╭─ Available records

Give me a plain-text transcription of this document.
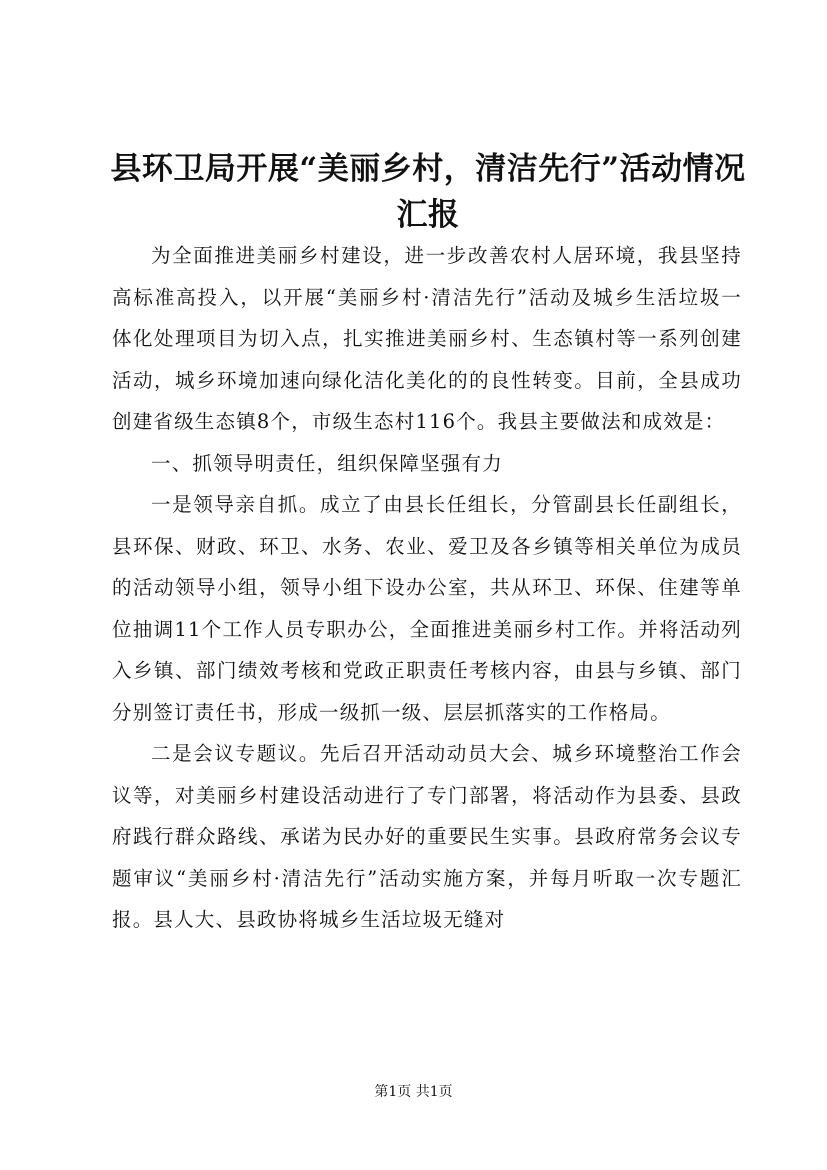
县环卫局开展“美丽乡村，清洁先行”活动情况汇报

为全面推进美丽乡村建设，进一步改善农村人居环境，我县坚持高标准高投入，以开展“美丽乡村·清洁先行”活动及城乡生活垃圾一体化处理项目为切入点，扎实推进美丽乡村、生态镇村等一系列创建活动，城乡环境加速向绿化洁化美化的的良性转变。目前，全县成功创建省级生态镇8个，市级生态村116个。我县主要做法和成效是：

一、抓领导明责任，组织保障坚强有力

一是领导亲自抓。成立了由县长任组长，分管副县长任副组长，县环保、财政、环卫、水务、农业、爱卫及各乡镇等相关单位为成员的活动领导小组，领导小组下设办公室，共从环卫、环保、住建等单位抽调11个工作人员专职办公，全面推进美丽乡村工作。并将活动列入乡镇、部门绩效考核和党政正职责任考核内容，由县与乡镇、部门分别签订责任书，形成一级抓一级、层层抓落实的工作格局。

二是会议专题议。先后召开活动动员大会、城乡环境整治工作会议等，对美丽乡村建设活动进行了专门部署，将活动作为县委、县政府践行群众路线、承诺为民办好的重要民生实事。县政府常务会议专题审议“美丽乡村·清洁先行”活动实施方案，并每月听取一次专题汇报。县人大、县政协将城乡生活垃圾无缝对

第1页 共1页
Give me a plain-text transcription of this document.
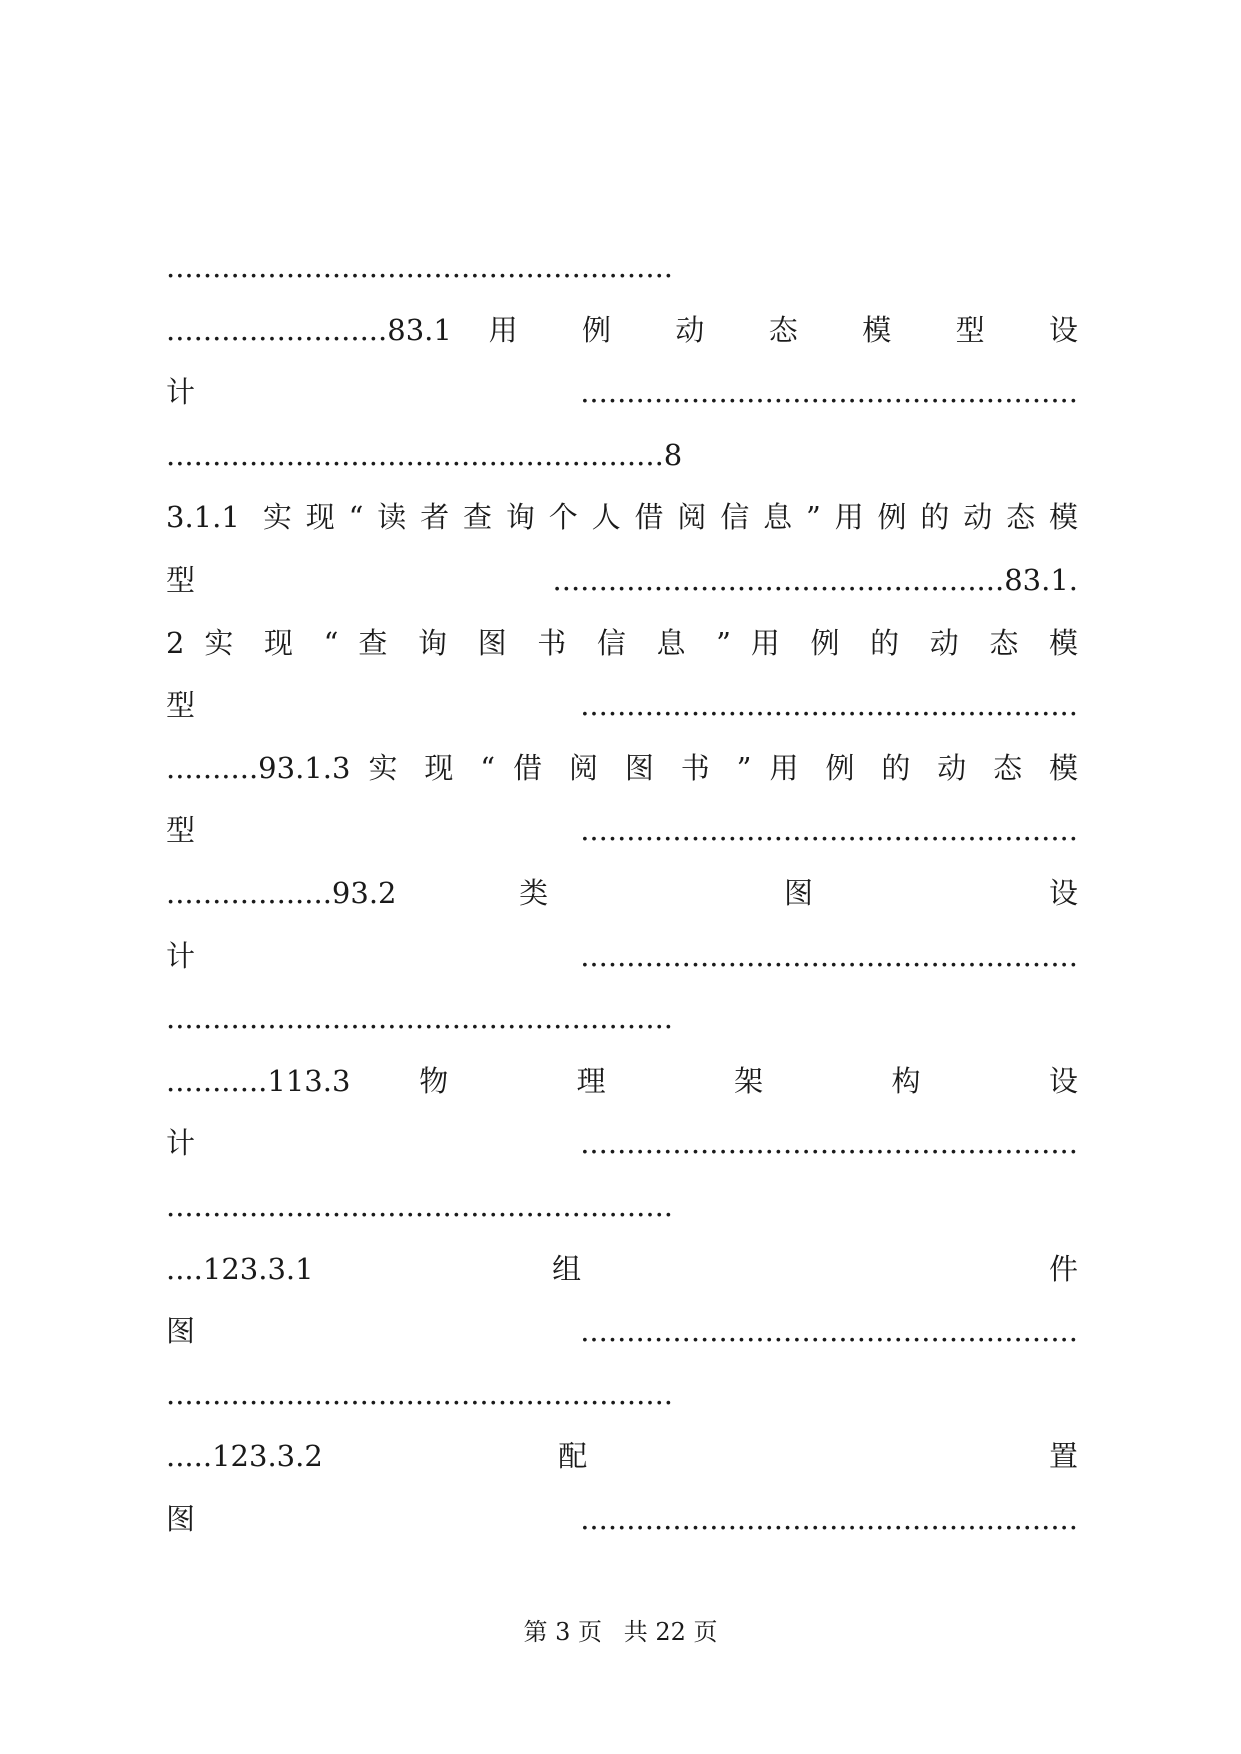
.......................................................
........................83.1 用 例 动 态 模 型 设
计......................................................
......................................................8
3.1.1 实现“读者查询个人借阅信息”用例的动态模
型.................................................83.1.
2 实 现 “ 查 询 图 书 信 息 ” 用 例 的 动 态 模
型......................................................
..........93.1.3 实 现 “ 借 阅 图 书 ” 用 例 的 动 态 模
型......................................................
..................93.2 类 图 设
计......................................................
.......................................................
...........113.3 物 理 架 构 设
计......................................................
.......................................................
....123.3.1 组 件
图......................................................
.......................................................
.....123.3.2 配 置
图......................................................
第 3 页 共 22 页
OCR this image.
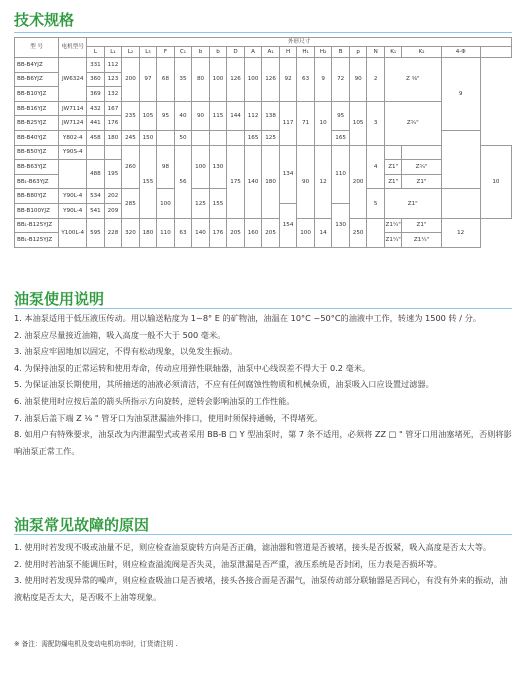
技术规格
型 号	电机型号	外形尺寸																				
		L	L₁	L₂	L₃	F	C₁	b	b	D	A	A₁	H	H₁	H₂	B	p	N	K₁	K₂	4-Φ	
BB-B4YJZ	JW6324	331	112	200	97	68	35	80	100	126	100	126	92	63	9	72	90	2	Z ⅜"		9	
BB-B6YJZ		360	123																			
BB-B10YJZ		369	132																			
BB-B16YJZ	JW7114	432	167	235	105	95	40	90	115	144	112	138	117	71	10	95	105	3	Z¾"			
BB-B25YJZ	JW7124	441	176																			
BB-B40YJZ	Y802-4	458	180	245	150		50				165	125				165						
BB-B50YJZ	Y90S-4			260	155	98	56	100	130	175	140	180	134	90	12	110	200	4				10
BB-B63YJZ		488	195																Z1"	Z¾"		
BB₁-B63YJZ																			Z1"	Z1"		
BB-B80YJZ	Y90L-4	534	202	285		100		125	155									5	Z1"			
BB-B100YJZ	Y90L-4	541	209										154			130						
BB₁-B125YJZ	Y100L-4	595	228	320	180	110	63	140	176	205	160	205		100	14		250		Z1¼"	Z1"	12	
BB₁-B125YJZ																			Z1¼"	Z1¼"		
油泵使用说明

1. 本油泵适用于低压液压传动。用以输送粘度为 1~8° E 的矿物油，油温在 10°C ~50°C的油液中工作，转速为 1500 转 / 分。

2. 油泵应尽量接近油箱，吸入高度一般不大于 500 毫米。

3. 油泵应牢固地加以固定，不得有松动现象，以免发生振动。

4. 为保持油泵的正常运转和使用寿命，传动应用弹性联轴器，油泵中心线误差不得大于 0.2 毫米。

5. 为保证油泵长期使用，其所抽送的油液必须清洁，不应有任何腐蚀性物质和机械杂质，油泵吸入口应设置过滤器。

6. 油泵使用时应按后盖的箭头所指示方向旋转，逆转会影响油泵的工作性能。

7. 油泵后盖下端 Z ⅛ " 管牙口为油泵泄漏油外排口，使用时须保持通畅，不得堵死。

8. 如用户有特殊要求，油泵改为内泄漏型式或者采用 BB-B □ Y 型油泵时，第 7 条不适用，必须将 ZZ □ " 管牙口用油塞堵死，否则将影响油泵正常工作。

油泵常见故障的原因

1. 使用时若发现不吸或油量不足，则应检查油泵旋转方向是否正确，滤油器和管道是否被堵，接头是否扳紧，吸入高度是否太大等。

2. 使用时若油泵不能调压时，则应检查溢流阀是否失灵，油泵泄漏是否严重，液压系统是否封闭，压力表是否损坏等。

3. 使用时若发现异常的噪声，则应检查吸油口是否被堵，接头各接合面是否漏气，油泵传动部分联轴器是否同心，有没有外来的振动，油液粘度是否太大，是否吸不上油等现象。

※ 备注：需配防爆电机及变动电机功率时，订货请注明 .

╰─

Aim - Using the listing above, locate the lines that hold "清洁先行" and copy each one.

Exercise output -
县环卫局开展“美丽乡村，清洁先行”活动情况汇报
为全面推进美丽乡村建设，进一步改善农村人居环境，我县坚持高标准高投入，以开展“美丽乡村·清洁先行”活动及城乡生活垃圾一体化处理项目为切入点，扎实推进美丽乡村、生态镇村等一系列创建活动，城乡环境加速向绿化洁化美化的的良性转变。目前，全县成功创建省级生态镇8个，市级生态村116个。我县主要做法和成效是：
二是会议专题议。先后召开活动动员大会、城乡环境整治工作会议等，对美丽乡村建设活动进行了专门部署，将活动作为县委、县政府践行群众路线、承诺为民办好的重要民生实事。县政府常务会议专题审议“美丽乡村·清洁先行”活动实施方案，并每月听取一次专题汇报。县人大、县政协将城乡生活垃圾无缝对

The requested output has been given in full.